**YOUR INSTRUCTIONS:**
Select every line below containing the word "install".

**MATERIAL FOR THE TASK:**
☆ ☆ ☆

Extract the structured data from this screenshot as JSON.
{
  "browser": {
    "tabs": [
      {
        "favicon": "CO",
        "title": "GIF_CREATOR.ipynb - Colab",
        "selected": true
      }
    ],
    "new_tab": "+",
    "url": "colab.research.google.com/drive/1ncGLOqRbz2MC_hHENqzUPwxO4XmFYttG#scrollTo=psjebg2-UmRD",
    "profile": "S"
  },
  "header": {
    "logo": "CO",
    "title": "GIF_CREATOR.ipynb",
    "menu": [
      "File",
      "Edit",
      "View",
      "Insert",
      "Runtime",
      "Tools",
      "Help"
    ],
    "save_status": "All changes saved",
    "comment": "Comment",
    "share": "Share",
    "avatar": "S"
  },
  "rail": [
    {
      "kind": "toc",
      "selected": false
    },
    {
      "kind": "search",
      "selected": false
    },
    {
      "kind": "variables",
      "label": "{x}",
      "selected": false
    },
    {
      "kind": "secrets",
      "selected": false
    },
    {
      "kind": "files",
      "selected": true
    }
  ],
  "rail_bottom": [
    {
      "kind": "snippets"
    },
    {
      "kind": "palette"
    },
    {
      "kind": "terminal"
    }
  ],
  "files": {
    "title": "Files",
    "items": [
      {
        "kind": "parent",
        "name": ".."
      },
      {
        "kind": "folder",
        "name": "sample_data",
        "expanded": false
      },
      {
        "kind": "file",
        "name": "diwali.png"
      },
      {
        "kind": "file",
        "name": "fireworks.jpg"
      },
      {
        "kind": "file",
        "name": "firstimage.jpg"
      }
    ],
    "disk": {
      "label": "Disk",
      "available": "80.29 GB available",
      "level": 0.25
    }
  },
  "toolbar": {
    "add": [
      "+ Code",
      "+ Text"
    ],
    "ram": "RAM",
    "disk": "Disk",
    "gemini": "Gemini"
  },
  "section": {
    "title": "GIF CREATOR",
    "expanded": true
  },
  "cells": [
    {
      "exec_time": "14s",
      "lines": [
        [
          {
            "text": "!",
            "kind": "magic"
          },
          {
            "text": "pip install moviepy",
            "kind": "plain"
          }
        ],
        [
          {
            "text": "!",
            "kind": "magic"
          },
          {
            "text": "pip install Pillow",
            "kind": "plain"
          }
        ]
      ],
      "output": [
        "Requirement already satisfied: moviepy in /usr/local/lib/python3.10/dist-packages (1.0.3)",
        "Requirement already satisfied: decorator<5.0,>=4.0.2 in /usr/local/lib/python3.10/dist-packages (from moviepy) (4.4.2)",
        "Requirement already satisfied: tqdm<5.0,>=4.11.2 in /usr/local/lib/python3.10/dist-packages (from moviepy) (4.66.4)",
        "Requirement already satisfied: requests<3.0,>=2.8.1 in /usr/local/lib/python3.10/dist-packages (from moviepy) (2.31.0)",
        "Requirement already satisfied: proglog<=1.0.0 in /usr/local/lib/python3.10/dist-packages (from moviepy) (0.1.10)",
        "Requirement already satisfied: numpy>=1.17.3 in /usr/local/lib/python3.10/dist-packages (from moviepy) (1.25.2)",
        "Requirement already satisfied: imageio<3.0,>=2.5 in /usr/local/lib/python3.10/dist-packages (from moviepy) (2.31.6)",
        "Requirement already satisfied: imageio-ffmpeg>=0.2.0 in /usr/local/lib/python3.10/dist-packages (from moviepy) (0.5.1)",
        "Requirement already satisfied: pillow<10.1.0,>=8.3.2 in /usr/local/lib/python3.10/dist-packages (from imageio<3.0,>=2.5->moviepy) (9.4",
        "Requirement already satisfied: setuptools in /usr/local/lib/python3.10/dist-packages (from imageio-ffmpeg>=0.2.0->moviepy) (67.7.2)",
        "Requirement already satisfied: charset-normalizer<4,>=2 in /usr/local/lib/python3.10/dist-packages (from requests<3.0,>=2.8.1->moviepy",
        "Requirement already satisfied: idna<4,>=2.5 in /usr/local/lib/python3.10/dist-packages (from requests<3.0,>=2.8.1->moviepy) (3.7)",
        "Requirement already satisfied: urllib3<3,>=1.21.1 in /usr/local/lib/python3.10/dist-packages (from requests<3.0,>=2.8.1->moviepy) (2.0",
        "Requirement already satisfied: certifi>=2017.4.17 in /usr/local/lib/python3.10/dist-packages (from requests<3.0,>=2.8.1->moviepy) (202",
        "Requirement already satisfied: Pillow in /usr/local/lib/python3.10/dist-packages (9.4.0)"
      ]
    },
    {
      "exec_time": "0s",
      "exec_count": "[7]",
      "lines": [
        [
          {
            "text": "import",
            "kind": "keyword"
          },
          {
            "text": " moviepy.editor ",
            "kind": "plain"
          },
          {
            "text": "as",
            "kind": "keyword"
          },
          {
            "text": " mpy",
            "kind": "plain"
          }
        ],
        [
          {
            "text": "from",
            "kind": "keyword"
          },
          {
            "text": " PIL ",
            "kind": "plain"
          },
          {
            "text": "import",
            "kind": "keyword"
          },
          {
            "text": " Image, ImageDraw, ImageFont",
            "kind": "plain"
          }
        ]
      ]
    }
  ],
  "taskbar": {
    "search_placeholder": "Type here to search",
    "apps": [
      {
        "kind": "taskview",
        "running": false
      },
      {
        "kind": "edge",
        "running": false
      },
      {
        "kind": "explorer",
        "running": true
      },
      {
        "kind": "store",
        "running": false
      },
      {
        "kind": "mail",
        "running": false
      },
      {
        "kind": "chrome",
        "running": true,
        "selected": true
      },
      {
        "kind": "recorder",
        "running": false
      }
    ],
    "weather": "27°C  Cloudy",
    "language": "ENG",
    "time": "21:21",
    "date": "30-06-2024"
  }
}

☆ ☆ ☆

**SOLUTION TO THIS PROBLEM:**
            "text": "pip install moviepy",
            "text": "pip install Pillow",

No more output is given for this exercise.